**TASK DESCRIPTION:** The answer should consist of each line below that contains the word "follicular".

(Figure record listings)
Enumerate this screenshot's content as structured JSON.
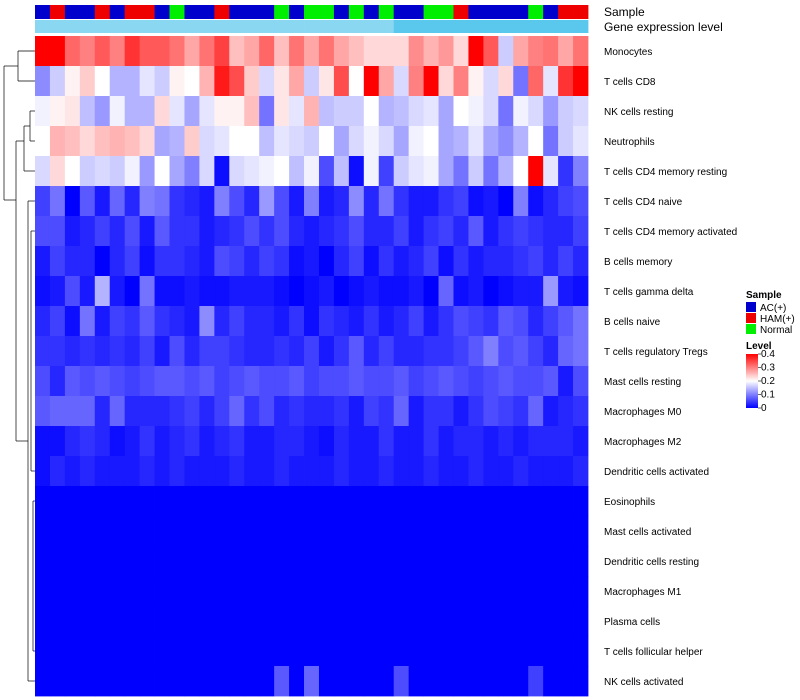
{
  "chart_data": {
    "type": "heatmap",
    "annotation_labels": [
      "Sample",
      "Gene expression level"
    ],
    "rows": [
      "Monocytes",
      "T cells CD8",
      "NK cells resting",
      "Neutrophils",
      "T cells CD4 memory resting",
      "T cells CD4 naive",
      "T cells CD4 memory activated",
      "B cells memory",
      "T cells gamma delta",
      "B cells naive",
      "T cells regulatory  Tregs",
      "Mast cells resting",
      "Macrophages M0",
      "Macrophages M2",
      "Dendritic cells activated",
      "Eosinophils",
      "Mast cells activated",
      "Dendritic cells resting",
      "Macrophages M1",
      "Plasma cells",
      "T cells follicular helper",
      "NK cells activated"
    ],
    "sample_groups": [
      "AC(+)",
      "HAM(+)",
      "AC(+)",
      "AC(+)",
      "HAM(+)",
      "AC(+)",
      "HAM(+)",
      "HAM(+)",
      "AC(+)",
      "Normal",
      "AC(+)",
      "AC(+)",
      "HAM(+)",
      "AC(+)",
      "AC(+)",
      "AC(+)",
      "Normal",
      "AC(+)",
      "Normal",
      "Normal",
      "AC(+)",
      "Normal",
      "AC(+)",
      "Normal",
      "AC(+)",
      "AC(+)",
      "Normal",
      "Normal",
      "HAM(+)",
      "AC(+)",
      "AC(+)",
      "AC(+)",
      "AC(+)",
      "Normal",
      "AC(+)",
      "HAM(+)",
      "HAM(+)"
    ],
    "expression_level": [
      0.35,
      0.35,
      0.35,
      0.35,
      0.35,
      0.35,
      0.35,
      0.35,
      0.35,
      0.35,
      0.35,
      0.35,
      0.35,
      0.35,
      0.35,
      0.35,
      0.35,
      0.35,
      0.35,
      0.35,
      0.35,
      0.35,
      0.35,
      0.35,
      0.55,
      0.55,
      0.55,
      0.55,
      0.55,
      0.55,
      0.55,
      0.55,
      0.55,
      0.55,
      0.55,
      0.55,
      0.55
    ],
    "values": {
      "Monocytes": [
        0.4,
        0.4,
        0.32,
        0.3,
        0.33,
        0.3,
        0.36,
        0.33,
        0.33,
        0.31,
        0.27,
        0.31,
        0.35,
        0.25,
        0.27,
        0.32,
        0.25,
        0.31,
        0.27,
        0.31,
        0.27,
        0.25,
        0.23,
        0.23,
        0.23,
        0.29,
        0.26,
        0.28,
        0.23,
        0.4,
        0.33,
        0.16,
        0.27,
        0.3,
        0.31,
        0.27,
        0.31
      ],
      "T cells CD8": [
        0.11,
        0.16,
        0.21,
        0.24,
        0.2,
        0.14,
        0.14,
        0.18,
        0.16,
        0.21,
        0.2,
        0.26,
        0.38,
        0.34,
        0.24,
        0.17,
        0.22,
        0.27,
        0.16,
        0.22,
        0.34,
        0.2,
        0.4,
        0.27,
        0.17,
        0.3,
        0.4,
        0.23,
        0.3,
        0.21,
        0.17,
        0.23,
        0.09,
        0.32,
        0.18,
        0.36,
        0.4
      ],
      "NK cells resting": [
        0.19,
        0.21,
        0.22,
        0.15,
        0.12,
        0.19,
        0.14,
        0.14,
        0.23,
        0.18,
        0.13,
        0.18,
        0.21,
        0.21,
        0.25,
        0.09,
        0.22,
        0.18,
        0.26,
        0.15,
        0.16,
        0.16,
        0.2,
        0.14,
        0.15,
        0.17,
        0.18,
        0.13,
        0.2,
        0.19,
        0.17,
        0.09,
        0.19,
        0.17,
        0.12,
        0.16,
        0.17
      ],
      "Neutrophils": [
        0.2,
        0.26,
        0.25,
        0.23,
        0.25,
        0.26,
        0.25,
        0.23,
        0.13,
        0.14,
        0.24,
        0.17,
        0.18,
        0.2,
        0.2,
        0.15,
        0.18,
        0.17,
        0.16,
        0.2,
        0.13,
        0.17,
        0.19,
        0.17,
        0.13,
        0.19,
        0.2,
        0.13,
        0.14,
        0.18,
        0.13,
        0.11,
        0.14,
        0.2,
        0.09,
        0.16,
        0.18
      ],
      "T cells CD4 memory resting": [
        0.17,
        0.23,
        0.2,
        0.16,
        0.17,
        0.16,
        0.19,
        0.12,
        0.2,
        0.13,
        0.1,
        0.17,
        0.01,
        0.17,
        0.18,
        0.19,
        0.2,
        0.15,
        0.19,
        0.06,
        0.15,
        0.01,
        0.19,
        0.05,
        0.16,
        0.18,
        0.19,
        0.13,
        0.09,
        0.16,
        0.09,
        0.14,
        0.2,
        0.4,
        0.18,
        0.04,
        0.1
      ],
      "T cells CD4 naive": [
        0.05,
        0.09,
        0.0,
        0.07,
        0.02,
        0.08,
        0.03,
        0.1,
        0.09,
        0.04,
        0.03,
        0.02,
        0.1,
        0.06,
        0.03,
        0.12,
        0.06,
        0.02,
        0.1,
        0.02,
        0.03,
        0.11,
        0.03,
        0.09,
        0.04,
        0.02,
        0.02,
        0.04,
        0.05,
        0.01,
        0.02,
        0.0,
        0.1,
        0.01,
        0.03,
        0.05,
        0.06
      ],
      "T cells CD4 memory activated": [
        0.06,
        0.06,
        0.02,
        0.03,
        0.05,
        0.03,
        0.06,
        0.02,
        0.07,
        0.04,
        0.04,
        0.02,
        0.03,
        0.04,
        0.06,
        0.04,
        0.06,
        0.03,
        0.02,
        0.03,
        0.04,
        0.06,
        0.03,
        0.03,
        0.05,
        0.02,
        0.04,
        0.05,
        0.03,
        0.07,
        0.02,
        0.04,
        0.05,
        0.04,
        0.03,
        0.03,
        0.05
      ],
      "B cells memory": [
        0.02,
        0.05,
        0.03,
        0.03,
        0.0,
        0.03,
        0.05,
        0.01,
        0.04,
        0.04,
        0.03,
        0.02,
        0.06,
        0.05,
        0.03,
        0.05,
        0.04,
        0.01,
        0.02,
        0.0,
        0.03,
        0.05,
        0.01,
        0.04,
        0.02,
        0.03,
        0.05,
        0.01,
        0.04,
        0.02,
        0.03,
        0.03,
        0.04,
        0.05,
        0.03,
        0.05,
        0.03
      ],
      "T cells gamma delta": [
        0.01,
        0.02,
        0.06,
        0.02,
        0.14,
        0.02,
        0.0,
        0.09,
        0.01,
        0.01,
        0.02,
        0.01,
        0.01,
        0.02,
        0.02,
        0.02,
        0.01,
        0.0,
        0.01,
        0.02,
        0.0,
        0.01,
        0.02,
        0.01,
        0.01,
        0.02,
        0.0,
        0.08,
        0.01,
        0.02,
        0.0,
        0.01,
        0.02,
        0.02,
        0.12,
        0.02,
        0.01
      ],
      "B cells naive": [
        0.03,
        0.05,
        0.01,
        0.09,
        0.02,
        0.05,
        0.04,
        0.07,
        0.04,
        0.03,
        0.02,
        0.11,
        0.03,
        0.05,
        0.03,
        0.03,
        0.02,
        0.04,
        0.01,
        0.04,
        0.03,
        0.02,
        0.04,
        0.02,
        0.03,
        0.05,
        0.02,
        0.04,
        0.06,
        0.05,
        0.04,
        0.07,
        0.06,
        0.03,
        0.05,
        0.07,
        0.09
      ],
      "T cells regulatory  Tregs": [
        0.04,
        0.04,
        0.03,
        0.04,
        0.03,
        0.04,
        0.03,
        0.05,
        0.02,
        0.06,
        0.03,
        0.05,
        0.05,
        0.04,
        0.03,
        0.03,
        0.04,
        0.03,
        0.05,
        0.02,
        0.04,
        0.07,
        0.03,
        0.05,
        0.03,
        0.03,
        0.04,
        0.04,
        0.05,
        0.07,
        0.1,
        0.06,
        0.07,
        0.05,
        0.03,
        0.08,
        0.09
      ],
      "Mast cells resting": [
        0.06,
        0.03,
        0.07,
        0.06,
        0.07,
        0.06,
        0.05,
        0.06,
        0.07,
        0.07,
        0.06,
        0.07,
        0.05,
        0.06,
        0.07,
        0.06,
        0.06,
        0.07,
        0.05,
        0.06,
        0.06,
        0.07,
        0.06,
        0.06,
        0.07,
        0.05,
        0.06,
        0.07,
        0.06,
        0.05,
        0.06,
        0.07,
        0.06,
        0.06,
        0.07,
        0.02,
        0.06
      ],
      "Macrophages M0": [
        0.07,
        0.08,
        0.08,
        0.08,
        0.03,
        0.08,
        0.03,
        0.03,
        0.03,
        0.04,
        0.05,
        0.03,
        0.05,
        0.08,
        0.04,
        0.06,
        0.03,
        0.04,
        0.03,
        0.03,
        0.04,
        0.02,
        0.05,
        0.04,
        0.08,
        0.02,
        0.04,
        0.04,
        0.02,
        0.04,
        0.06,
        0.05,
        0.04,
        0.08,
        0.02,
        0.03,
        0.04
      ],
      "Macrophages M2": [
        0.01,
        0.01,
        0.03,
        0.04,
        0.03,
        0.01,
        0.02,
        0.04,
        0.02,
        0.03,
        0.04,
        0.02,
        0.03,
        0.04,
        0.02,
        0.02,
        0.03,
        0.03,
        0.02,
        0.01,
        0.03,
        0.02,
        0.02,
        0.04,
        0.02,
        0.02,
        0.04,
        0.02,
        0.03,
        0.03,
        0.02,
        0.03,
        0.02,
        0.03,
        0.03,
        0.03,
        0.02
      ],
      "Dendritic cells activated": [
        0.01,
        0.03,
        0.02,
        0.03,
        0.02,
        0.02,
        0.02,
        0.03,
        0.02,
        0.03,
        0.02,
        0.02,
        0.02,
        0.03,
        0.02,
        0.02,
        0.03,
        0.02,
        0.02,
        0.02,
        0.03,
        0.02,
        0.02,
        0.03,
        0.02,
        0.02,
        0.03,
        0.02,
        0.02,
        0.03,
        0.02,
        0.02,
        0.03,
        0.02,
        0.02,
        0.02,
        0.03
      ],
      "Eosinophils": [
        0,
        0,
        0,
        0,
        0,
        0,
        0,
        0,
        0,
        0,
        0,
        0,
        0,
        0,
        0,
        0,
        0,
        0,
        0,
        0,
        0,
        0,
        0,
        0,
        0,
        0,
        0,
        0,
        0,
        0,
        0,
        0,
        0,
        0,
        0,
        0,
        0
      ],
      "Mast cells activated": [
        0,
        0,
        0,
        0,
        0,
        0,
        0,
        0,
        0,
        0,
        0,
        0,
        0,
        0,
        0,
        0,
        0,
        0,
        0,
        0,
        0,
        0,
        0,
        0,
        0,
        0,
        0,
        0,
        0,
        0,
        0,
        0,
        0,
        0,
        0,
        0,
        0
      ],
      "Dendritic cells resting": [
        0,
        0,
        0,
        0,
        0,
        0,
        0,
        0,
        0,
        0,
        0,
        0,
        0,
        0,
        0,
        0,
        0,
        0,
        0,
        0,
        0,
        0,
        0,
        0,
        0,
        0,
        0,
        0,
        0,
        0,
        0,
        0,
        0,
        0,
        0,
        0,
        0
      ],
      "Macrophages M1": [
        0,
        0,
        0,
        0,
        0,
        0,
        0,
        0,
        0,
        0,
        0,
        0,
        0,
        0,
        0,
        0,
        0,
        0,
        0,
        0,
        0,
        0,
        0,
        0,
        0,
        0,
        0,
        0,
        0,
        0,
        0,
        0,
        0,
        0,
        0,
        0,
        0
      ],
      "Plasma cells": [
        0,
        0,
        0,
        0,
        0,
        0,
        0,
        0,
        0,
        0,
        0,
        0,
        0,
        0,
        0,
        0,
        0,
        0,
        0,
        0,
        0,
        0,
        0,
        0,
        0,
        0,
        0,
        0,
        0,
        0,
        0,
        0,
        0,
        0,
        0,
        0,
        0
      ],
      "T cells follicular helper": [
        0,
        0,
        0,
        0,
        0,
        0,
        0,
        0,
        0,
        0,
        0,
        0,
        0,
        0,
        0,
        0,
        0,
        0,
        0,
        0,
        0,
        0,
        0,
        0,
        0,
        0,
        0,
        0,
        0,
        0,
        0,
        0,
        0,
        0,
        0,
        0,
        0
      ],
      "NK cells activated": [
        0,
        0,
        0,
        0,
        0,
        0,
        0,
        0,
        0,
        0,
        0,
        0,
        0,
        0,
        0,
        0,
        0.07,
        0,
        0.08,
        0,
        0,
        0,
        0,
        0,
        0.06,
        0,
        0,
        0,
        0,
        0,
        0,
        0,
        0,
        0.05,
        0,
        0,
        0
      ]
    },
    "color_scale": {
      "min": 0,
      "max": 0.4,
      "low_color": "#0000ff",
      "mid_color": "#ffffff",
      "high_color": "#ff0000",
      "mid_value": 0.2
    },
    "legend": {
      "sample": {
        "title": "Sample",
        "entries": [
          {
            "label": "AC(+)",
            "color": "#0000cc"
          },
          {
            "label": "HAM(+)",
            "color": "#ee0000"
          },
          {
            "label": "Normal",
            "color": "#00ee00"
          }
        ]
      },
      "level": {
        "title": "Level",
        "ticks": [
          "0.4",
          "0.3",
          "0.2",
          "0.1",
          "0"
        ],
        "tick_values": [
          0.4,
          0.3,
          0.2,
          0.1,
          0
        ]
      },
      "placement": "right"
    },
    "annotation_colors": {
      "expr_low": "#8ad7f2",
      "expr_high": "#5ac8ec"
    }
  }
}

**SOLUTION FOR THIS EXERCISE:**
      "T cells follicular helper",
      "T cells follicular helper": [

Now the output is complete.